** start Supplied data **

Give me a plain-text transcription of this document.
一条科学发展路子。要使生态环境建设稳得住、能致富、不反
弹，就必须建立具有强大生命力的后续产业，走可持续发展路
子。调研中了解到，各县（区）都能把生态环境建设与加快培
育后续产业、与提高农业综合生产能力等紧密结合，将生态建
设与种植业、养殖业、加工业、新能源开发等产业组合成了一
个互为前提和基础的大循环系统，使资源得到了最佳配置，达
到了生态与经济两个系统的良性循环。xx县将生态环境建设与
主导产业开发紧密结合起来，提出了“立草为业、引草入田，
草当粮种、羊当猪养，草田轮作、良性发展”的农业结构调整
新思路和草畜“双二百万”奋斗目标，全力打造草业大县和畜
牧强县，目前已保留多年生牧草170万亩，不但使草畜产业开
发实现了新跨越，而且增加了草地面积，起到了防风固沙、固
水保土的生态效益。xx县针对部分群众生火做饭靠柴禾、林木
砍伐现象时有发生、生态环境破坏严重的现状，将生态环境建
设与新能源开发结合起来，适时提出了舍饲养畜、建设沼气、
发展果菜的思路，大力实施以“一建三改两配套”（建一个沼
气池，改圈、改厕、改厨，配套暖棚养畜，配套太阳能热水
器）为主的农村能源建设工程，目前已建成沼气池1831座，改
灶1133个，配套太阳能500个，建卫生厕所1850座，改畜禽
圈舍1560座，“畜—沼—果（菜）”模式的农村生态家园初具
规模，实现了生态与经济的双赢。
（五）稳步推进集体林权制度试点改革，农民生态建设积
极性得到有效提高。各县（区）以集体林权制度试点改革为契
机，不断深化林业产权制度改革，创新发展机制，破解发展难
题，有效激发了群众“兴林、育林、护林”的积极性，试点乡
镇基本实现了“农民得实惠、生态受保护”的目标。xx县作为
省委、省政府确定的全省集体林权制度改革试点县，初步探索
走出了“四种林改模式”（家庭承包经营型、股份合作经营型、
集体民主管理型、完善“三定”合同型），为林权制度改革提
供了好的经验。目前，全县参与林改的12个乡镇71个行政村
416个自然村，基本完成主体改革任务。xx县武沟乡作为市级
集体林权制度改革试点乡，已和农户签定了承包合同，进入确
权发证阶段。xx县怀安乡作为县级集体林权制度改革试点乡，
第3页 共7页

** end Supplied data **

▶ [Goal of the exercise]:
Quote all of the entries verbatim.

▶ [Solved exercise]:
Give me a plain-text transcription of this document.
一条科学发展路子。要使生态环境建设稳得住、能致富、不反
弹，就必须建立具有强大生命力的后续产业，走可持续发展路
子。调研中了解到，各县（区）都能把生态环境建设与加快培
育后续产业、与提高农业综合生产能力等紧密结合，将生态建
设与种植业、养殖业、加工业、新能源开发等产业组合成了一
个互为前提和基础的大循环系统，使资源得到了最佳配置，达
到了生态与经济两个系统的良性循环。xx县将生态环境建设与
主导产业开发紧密结合起来，提出了“立草为业、引草入田，
草当粮种、羊当猪养，草田轮作、良性发展”的农业结构调整
新思路和草畜“双二百万”奋斗目标，全力打造草业大县和畜
牧强县，目前已保留多年生牧草170万亩，不但使草畜产业开
发实现了新跨越，而且增加了草地面积，起到了防风固沙、固
水保土的生态效益。xx县针对部分群众生火做饭靠柴禾、林木
砍伐现象时有发生、生态环境破坏严重的现状，将生态环境建
设与新能源开发结合起来，适时提出了舍饲养畜、建设沼气、
发展果菜的思路，大力实施以“一建三改两配套”（建一个沼
气池，改圈、改厕、改厨，配套暖棚养畜，配套太阳能热水
器）为主的农村能源建设工程，目前已建成沼气池1831座，改
灶1133个，配套太阳能500个，建卫生厕所1850座，改畜禽
圈舍1560座，“畜—沼—果（菜）”模式的农村生态家园初具
规模，实现了生态与经济的双赢。
（五）稳步推进集体林权制度试点改革，农民生态建设积
极性得到有效提高。各县（区）以集体林权制度试点改革为契
机，不断深化林业产权制度改革，创新发展机制，破解发展难
题，有效激发了群众“兴林、育林、护林”的积极性，试点乡
镇基本实现了“农民得实惠、生态受保护”的目标。xx县作为
省委、省政府确定的全省集体林权制度改革试点县，初步探索
走出了“四种林改模式”（家庭承包经营型、股份合作经营型、
集体民主管理型、完善“三定”合同型），为林权制度改革提
供了好的经验。目前，全县参与林改的12个乡镇71个行政村
416个自然村，基本完成主体改革任务。xx县武沟乡作为市级
集体林权制度改革试点乡，已和农户签定了承包合同，进入确
权发证阶段。xx县怀安乡作为县级集体林权制度改革试点乡，
第3页 共7页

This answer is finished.